● **Instructions to follow**: For every line in the data below that contains "text", copy the line.

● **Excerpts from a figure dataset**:
..........

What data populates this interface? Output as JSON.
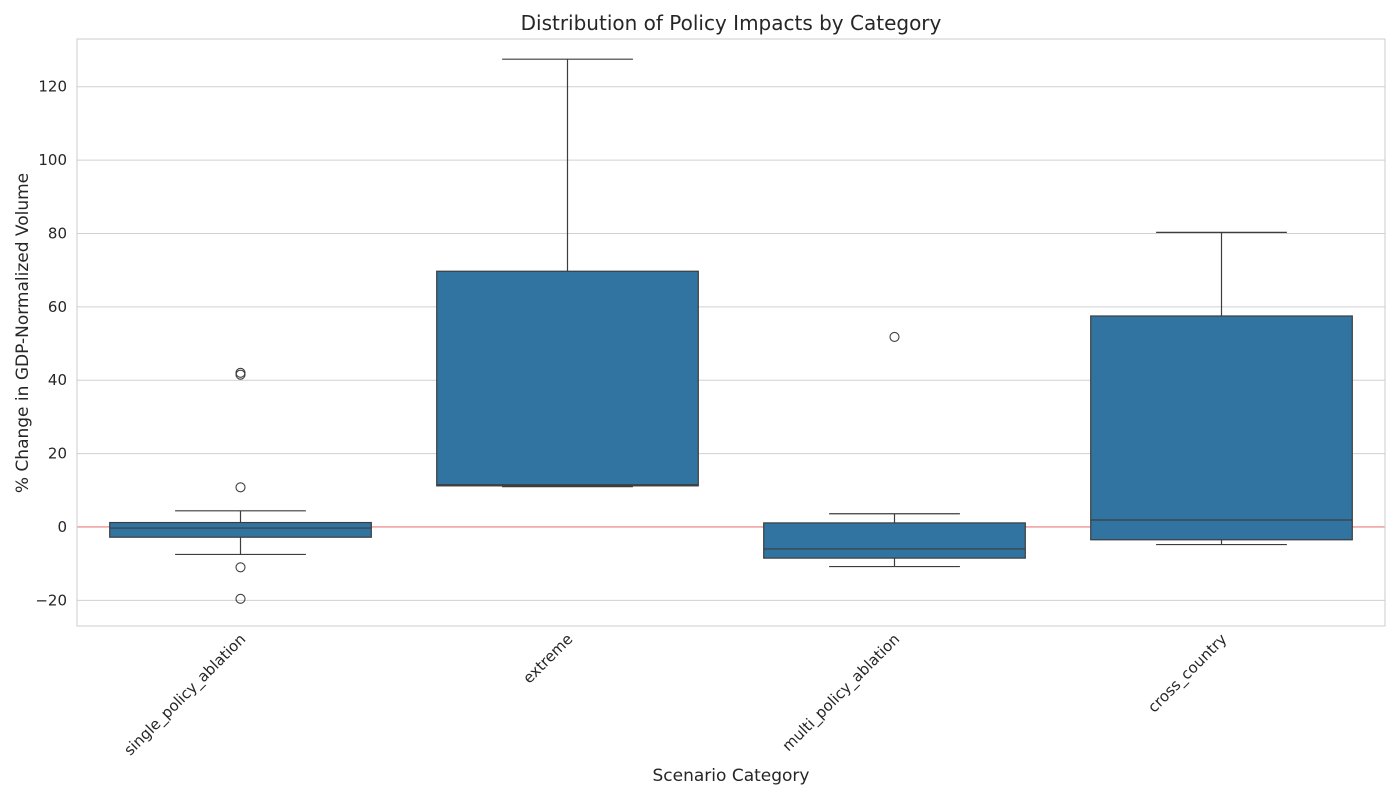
{
  "chart_data": {
    "type": "box",
    "title": "Distribution of Policy Impacts by Category",
    "xlabel": "Scenario Category",
    "ylabel": "% Change in GDP-Normalized Volume",
    "ylim": [
      -27,
      133
    ],
    "yticks": [
      -20,
      0,
      20,
      40,
      60,
      80,
      100,
      120
    ],
    "grid": true,
    "reference_line_y": 0,
    "colors": {
      "box_fill": "#3274a1",
      "box_edge": "#3d3d3d",
      "grid": "#d0d0d0",
      "reference_line": "#e87d7d",
      "text": "#262626"
    },
    "categories": [
      "single_policy_ablation",
      "extreme",
      "multi_policy_ablation",
      "cross_country"
    ],
    "boxes": [
      {
        "category": "single_policy_ablation",
        "whisker_low": -7.5,
        "q1": -2.8,
        "median": -0.3,
        "q3": 1.2,
        "whisker_high": 4.4,
        "outliers": [
          42.0,
          41.5,
          10.8,
          -11.0,
          -19.6
        ]
      },
      {
        "category": "extreme",
        "whisker_low": 11.0,
        "q1": 11.2,
        "median": 11.5,
        "q3": 69.7,
        "whisker_high": 127.5,
        "outliers": []
      },
      {
        "category": "multi_policy_ablation",
        "whisker_low": -10.8,
        "q1": -8.5,
        "median": -6.0,
        "q3": 1.1,
        "whisker_high": 3.6,
        "outliers": [
          51.8
        ]
      },
      {
        "category": "cross_country",
        "whisker_low": -4.8,
        "q1": -3.5,
        "median": 1.9,
        "q3": 57.5,
        "whisker_high": 80.3,
        "outliers": []
      }
    ]
  }
}
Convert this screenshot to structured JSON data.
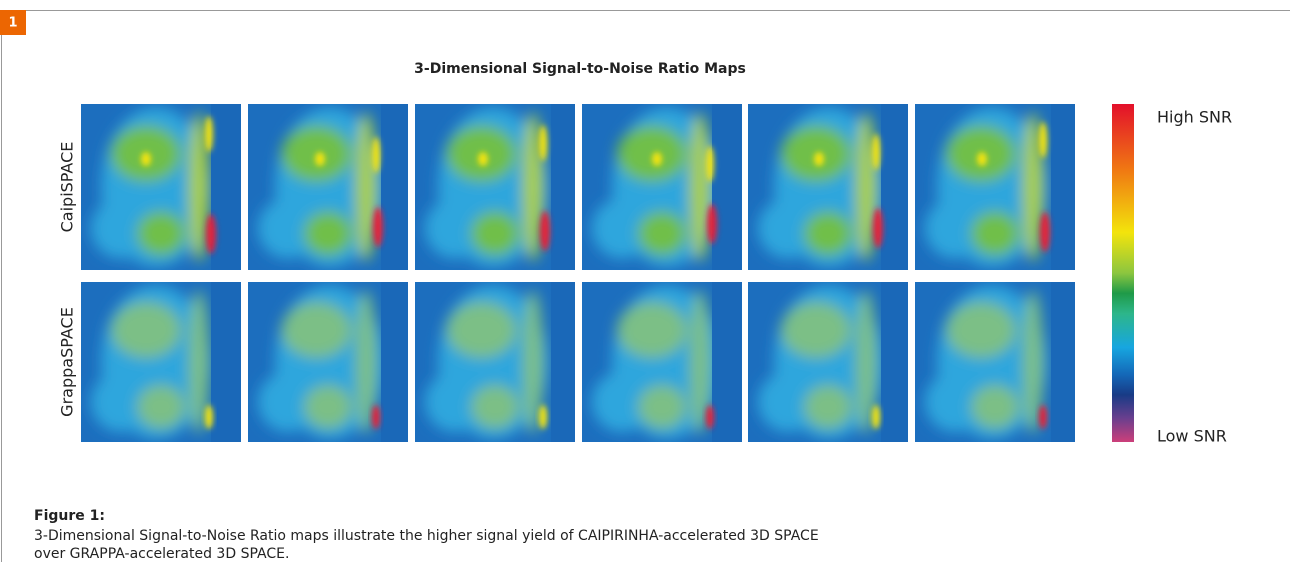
{
  "badge": "1",
  "figure": {
    "title": "3-Dimensional Signal-to-Noise Ratio Maps",
    "row_labels": [
      "CaipiSPACE",
      "GrappaSPACE"
    ],
    "colorbar": {
      "high_label": "High SNR",
      "low_label": "Low SNR"
    }
  },
  "caption": {
    "title": "Figure 1:",
    "text": "3-Dimensional Signal-to-Noise Ratio maps illustrate the higher signal yield of CAIPIRINHA-accelerated 3D SPACE over GRAPPA-accelerated 3D SPACE."
  }
}
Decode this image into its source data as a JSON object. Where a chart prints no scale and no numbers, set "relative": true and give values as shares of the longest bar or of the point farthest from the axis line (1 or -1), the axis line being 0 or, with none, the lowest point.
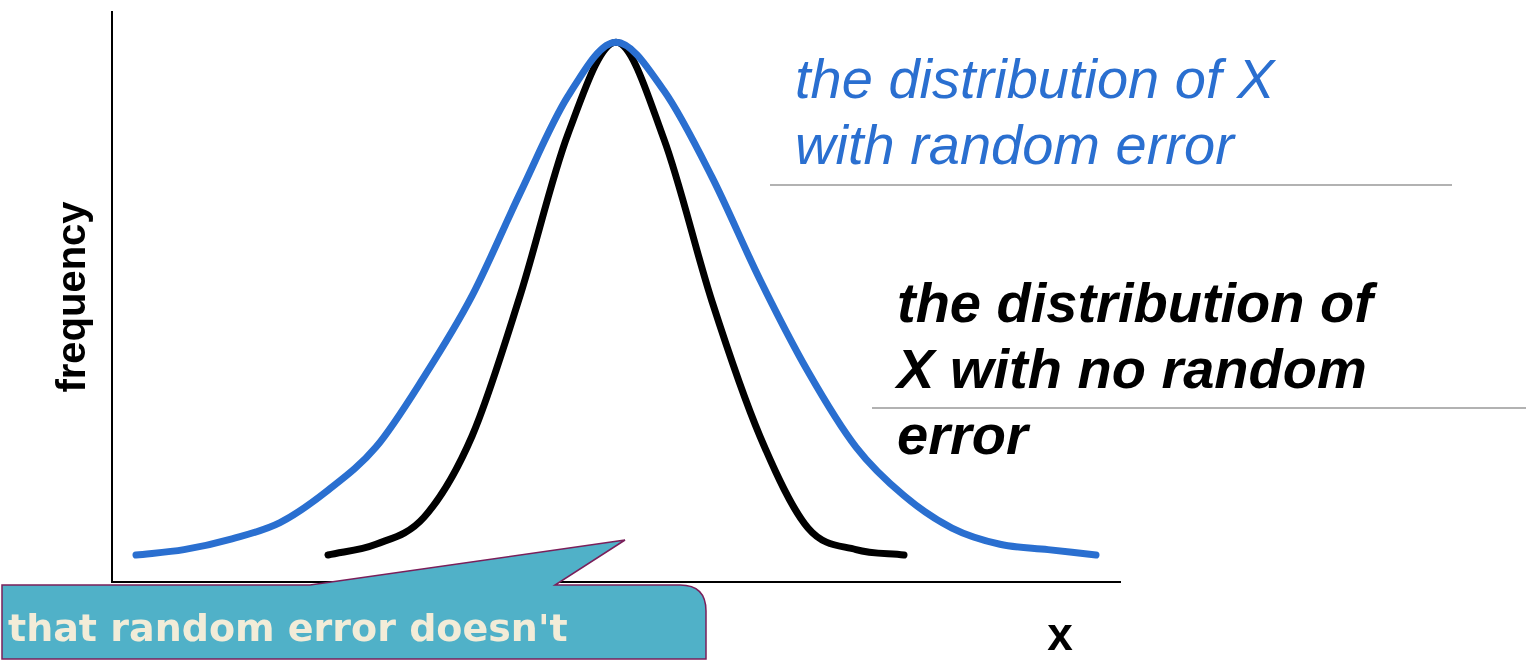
{
  "chart_data": {
    "type": "line",
    "relative": true,
    "xlabel": "x",
    "ylabel": "frequency",
    "legend": false,
    "grid": false,
    "marker": "none",
    "line_style": "solid",
    "categories": [
      null,
      null,
      null,
      null,
      null,
      null,
      null,
      null,
      null,
      null,
      null,
      null,
      null,
      null,
      null,
      null,
      null,
      null,
      null,
      null,
      null
    ],
    "series": [
      {
        "name": "the distribution of X with random error",
        "color": "#2a6fd0",
        "values": [
          0.05,
          0.06,
          0.08,
          0.11,
          0.17,
          0.25,
          0.38,
          0.53,
          0.72,
          0.9,
          1.0,
          0.91,
          0.75,
          0.56,
          0.39,
          0.25,
          0.16,
          0.1,
          0.07,
          0.06,
          0.05
        ]
      },
      {
        "name": "the distribution of X with no random error",
        "color": "#000000",
        "values": [
          null,
          null,
          null,
          null,
          0.05,
          0.07,
          0.12,
          0.27,
          0.53,
          0.83,
          1.0,
          0.82,
          0.52,
          0.27,
          0.1,
          0.06,
          0.05,
          null,
          null,
          null,
          null
        ]
      }
    ],
    "annotations": [
      "that random error doesn't"
    ]
  }
}
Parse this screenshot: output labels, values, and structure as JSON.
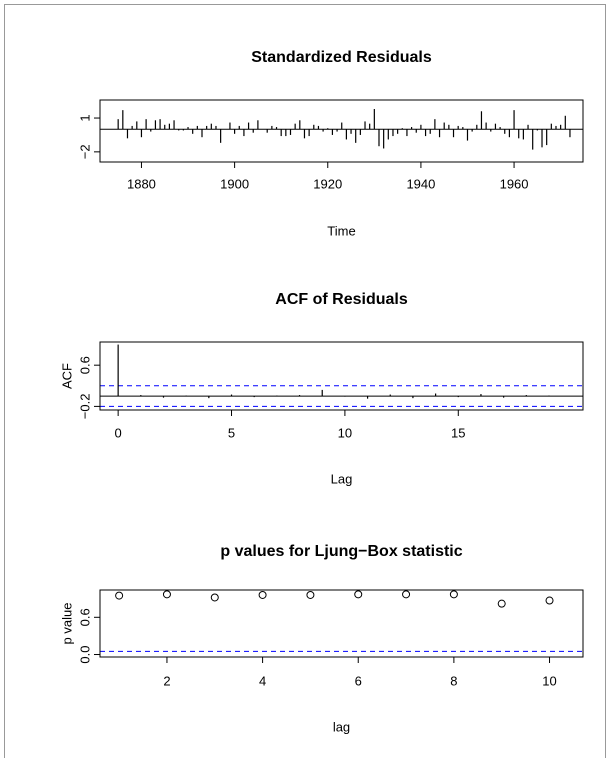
{
  "chart_data": [
    {
      "type": "spike",
      "title": "Standardized Residuals",
      "x_label": "Time",
      "x": [
        1875,
        1876,
        1877,
        1878,
        1879,
        1880,
        1881,
        1882,
        1883,
        1884,
        1885,
        1886,
        1887,
        1888,
        1889,
        1890,
        1891,
        1892,
        1893,
        1894,
        1895,
        1896,
        1897,
        1898,
        1899,
        1900,
        1901,
        1902,
        1903,
        1904,
        1905,
        1906,
        1907,
        1908,
        1909,
        1910,
        1911,
        1912,
        1913,
        1914,
        1915,
        1916,
        1917,
        1918,
        1919,
        1920,
        1921,
        1922,
        1923,
        1924,
        1925,
        1926,
        1927,
        1928,
        1929,
        1930,
        1931,
        1932,
        1933,
        1934,
        1935,
        1936,
        1937,
        1938,
        1939,
        1940,
        1941,
        1942,
        1943,
        1944,
        1945,
        1946,
        1947,
        1948,
        1949,
        1950,
        1951,
        1952,
        1953,
        1954,
        1955,
        1956,
        1957,
        1958,
        1959,
        1960,
        1961,
        1962,
        1963,
        1964,
        1965,
        1966,
        1967,
        1968,
        1969,
        1970,
        1971,
        1972
      ],
      "values": [
        0.9,
        1.7,
        -0.8,
        0.3,
        0.7,
        -0.7,
        0.9,
        -0.2,
        0.8,
        0.9,
        0.4,
        0.5,
        0.8,
        -0.1,
        -0.1,
        0.2,
        -0.4,
        0.3,
        -0.7,
        0.3,
        0.5,
        0.3,
        -1.2,
        0.0,
        0.6,
        -0.4,
        0.3,
        -0.6,
        0.6,
        -0.3,
        0.8,
        0.0,
        -0.3,
        0.3,
        0.2,
        -0.6,
        -0.6,
        -0.5,
        0.5,
        0.8,
        -0.8,
        -0.6,
        0.4,
        0.3,
        -0.2,
        0.1,
        -0.5,
        -0.2,
        0.6,
        -0.9,
        -0.4,
        -1.2,
        -0.5,
        0.7,
        0.5,
        1.8,
        -1.5,
        -1.7,
        -0.9,
        -0.6,
        -0.4,
        0.1,
        -0.6,
        0.2,
        -0.3,
        0.4,
        -0.6,
        -0.4,
        0.9,
        -0.7,
        0.6,
        0.4,
        -0.7,
        0.3,
        0.2,
        -1.0,
        -0.2,
        0.4,
        1.6,
        0.6,
        -0.2,
        0.5,
        0.2,
        -0.4,
        -0.7,
        1.7,
        -0.8,
        -0.9,
        0.4,
        -1.8,
        -0.1,
        -1.6,
        -1.4,
        0.5,
        0.3,
        0.4,
        1.2,
        -0.7
      ],
      "color": "#000000",
      "xlim": [
        1871.1,
        1974.8
      ],
      "xticks": [
        1880,
        1900,
        1920,
        1940,
        1960
      ],
      "ylim": [
        -2.9,
        2.6
      ],
      "yticks": [
        {
          "value": -2,
          "label": "−2"
        },
        1
      ],
      "hlines": [
        {
          "value": 0,
          "color": "#000000",
          "dashed": false
        }
      ]
    },
    {
      "type": "spike",
      "title": "ACF of Residuals",
      "x_label": "Lag",
      "y_label": "ACF",
      "x": [
        0,
        1,
        2,
        3,
        4,
        5,
        6,
        7,
        8,
        9,
        10,
        11,
        12,
        13,
        14,
        15,
        16,
        17,
        18,
        19
      ],
      "values": [
        1,
        0.02,
        -0.03,
        0.01,
        -0.04,
        0.03,
        -0.02,
        0.01,
        0.02,
        0.12,
        -0.01,
        -0.05,
        0.03,
        -0.04,
        0.05,
        -0.02,
        0.04,
        -0.03,
        0.02,
        0.01
      ],
      "color": "#000000",
      "xlim": [
        -0.8,
        20.5
      ],
      "xticks": [
        0,
        5,
        10,
        15
      ],
      "ylim": [
        -0.27,
        1.05
      ],
      "yticks": [
        {
          "value": -0.2,
          "label": "−0.2"
        },
        0.6
      ],
      "hlines": [
        {
          "value": 0,
          "color": "#000000",
          "dashed": false
        },
        {
          "value": 0.2,
          "color": "#0000ff",
          "dashed": true
        },
        {
          "value": -0.2,
          "color": "#0000ff",
          "dashed": true
        }
      ]
    },
    {
      "type": "scatter",
      "title": "p values for Ljung−Box statistic",
      "x_label": "lag",
      "y_label": "p value",
      "x": [
        1,
        2,
        3,
        4,
        5,
        6,
        7,
        8,
        9,
        10
      ],
      "values": [
        0.95,
        0.97,
        0.92,
        0.96,
        0.96,
        0.97,
        0.97,
        0.97,
        0.82,
        0.87
      ],
      "color": "#000000",
      "xlim": [
        0.6,
        10.7
      ],
      "xticks": [
        2,
        4,
        6,
        8,
        10
      ],
      "ylim": [
        -0.04,
        1.04
      ],
      "yticks": [
        {
          "value": 0,
          "label": "0.0"
        },
        0.6
      ],
      "hlines": [
        {
          "value": 0.05,
          "color": "#0000ff",
          "dashed": true
        }
      ]
    }
  ]
}
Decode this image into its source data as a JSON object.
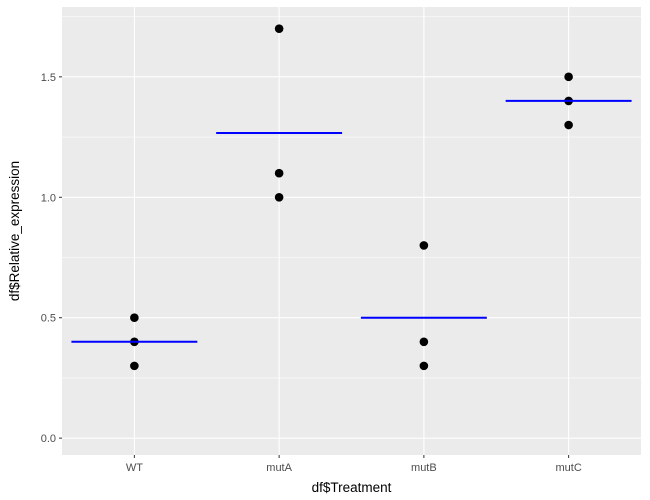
{
  "chart_data": {
    "type": "scatter",
    "xlabel": "df$Treatment",
    "ylabel": "df$Relative_expression",
    "categories": [
      "WT",
      "mutA",
      "mutB",
      "mutC"
    ],
    "ylim": [
      -0.07,
      1.79
    ],
    "yticks": [
      0.0,
      0.5,
      1.0,
      1.5
    ],
    "ytick_labels": [
      "0.0",
      "0.5",
      "1.0",
      "1.5"
    ],
    "grid": true,
    "legend": "none",
    "points": [
      {
        "x": "WT",
        "y": 0.5
      },
      {
        "x": "WT",
        "y": 0.4
      },
      {
        "x": "WT",
        "y": 0.3
      },
      {
        "x": "mutA",
        "y": 1.7
      },
      {
        "x": "mutA",
        "y": 1.1
      },
      {
        "x": "mutA",
        "y": 1.0
      },
      {
        "x": "mutB",
        "y": 0.8
      },
      {
        "x": "mutB",
        "y": 0.4
      },
      {
        "x": "mutB",
        "y": 0.3
      },
      {
        "x": "mutC",
        "y": 1.5
      },
      {
        "x": "mutC",
        "y": 1.4
      },
      {
        "x": "mutC",
        "y": 1.3
      }
    ],
    "means": [
      {
        "x": "WT",
        "y": 0.4
      },
      {
        "x": "mutA",
        "y": 1.267
      },
      {
        "x": "mutB",
        "y": 0.5
      },
      {
        "x": "mutC",
        "y": 1.4
      }
    ],
    "colors": {
      "panel": "#ebebeb",
      "grid_major": "#ffffff",
      "point": "#000000",
      "mean_line": "#0000ff"
    }
  }
}
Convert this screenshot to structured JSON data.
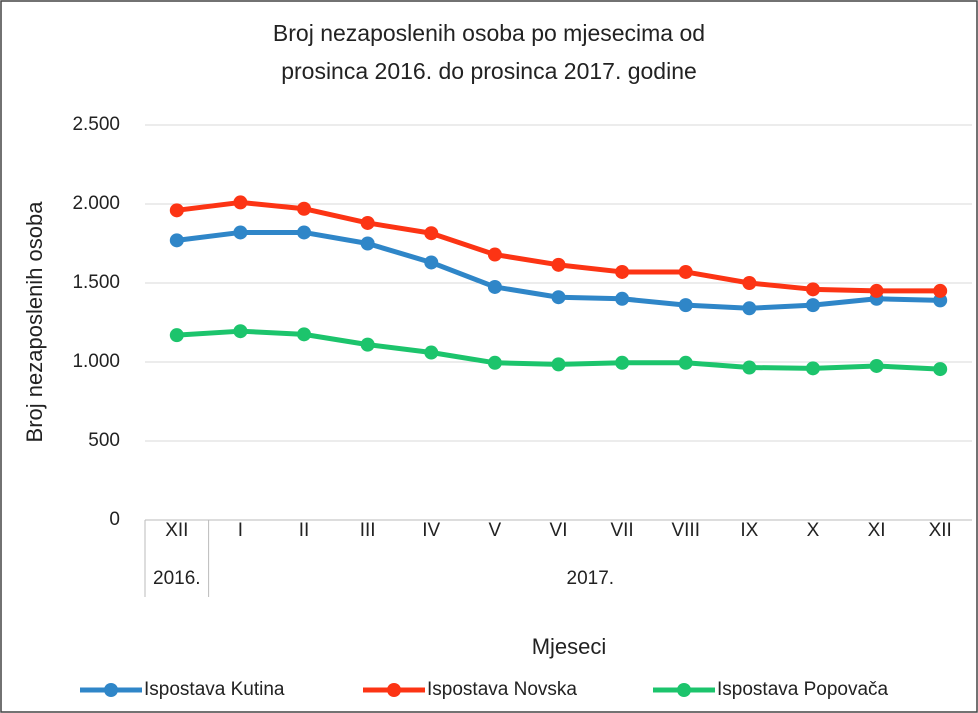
{
  "chart_data": {
    "type": "line",
    "title": [
      "Broj nezaposlenih osoba po mjesecima od",
      "prosinca 2016. do prosinca 2017. godine"
    ],
    "x_label": "Mjeseci",
    "y_label": "Broj nezaposlenih osoba",
    "categories": [
      "XII",
      "I",
      "II",
      "III",
      "IV",
      "V",
      "VI",
      "VII",
      "VIII",
      "IX",
      "X",
      "XI",
      "XII"
    ],
    "category_groups": [
      {
        "label": "2016.",
        "span": 1
      },
      {
        "label": "2017.",
        "span": 12
      }
    ],
    "series": [
      {
        "name": "Ispostava Kutina",
        "color": "#2f86c8",
        "values": [
          1770,
          1820,
          1820,
          1750,
          1630,
          1475,
          1410,
          1400,
          1360,
          1340,
          1360,
          1400,
          1390
        ]
      },
      {
        "name": "Ispostava Novska",
        "color": "#fc3414",
        "values": [
          1960,
          2010,
          1970,
          1880,
          1815,
          1680,
          1615,
          1570,
          1570,
          1500,
          1460,
          1450,
          1450
        ]
      },
      {
        "name": "Ispostava Popovača",
        "color": "#1cc46c",
        "values": [
          1170,
          1195,
          1175,
          1110,
          1060,
          995,
          985,
          995,
          995,
          965,
          960,
          975,
          955
        ]
      }
    ],
    "ylim": [
      0,
      2500
    ],
    "yticks": [
      0,
      500,
      {
        "value": 1000,
        "label": "1.000"
      },
      {
        "value": 1500,
        "label": "1.500"
      },
      {
        "value": 2000,
        "label": "2.000"
      },
      {
        "value": 2500,
        "label": "2.500"
      }
    ],
    "grid": true,
    "legend": "bottom"
  }
}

..........

● **Finished answer**:
      "text": "#262626"
    "text": "3-Dimensional Signal-to-Noise Ratio maps illustrate the higher signal yield of CAIPIRINHA-accelerated 3D SPACE over GRAPPA-accelerated 3D SPACE."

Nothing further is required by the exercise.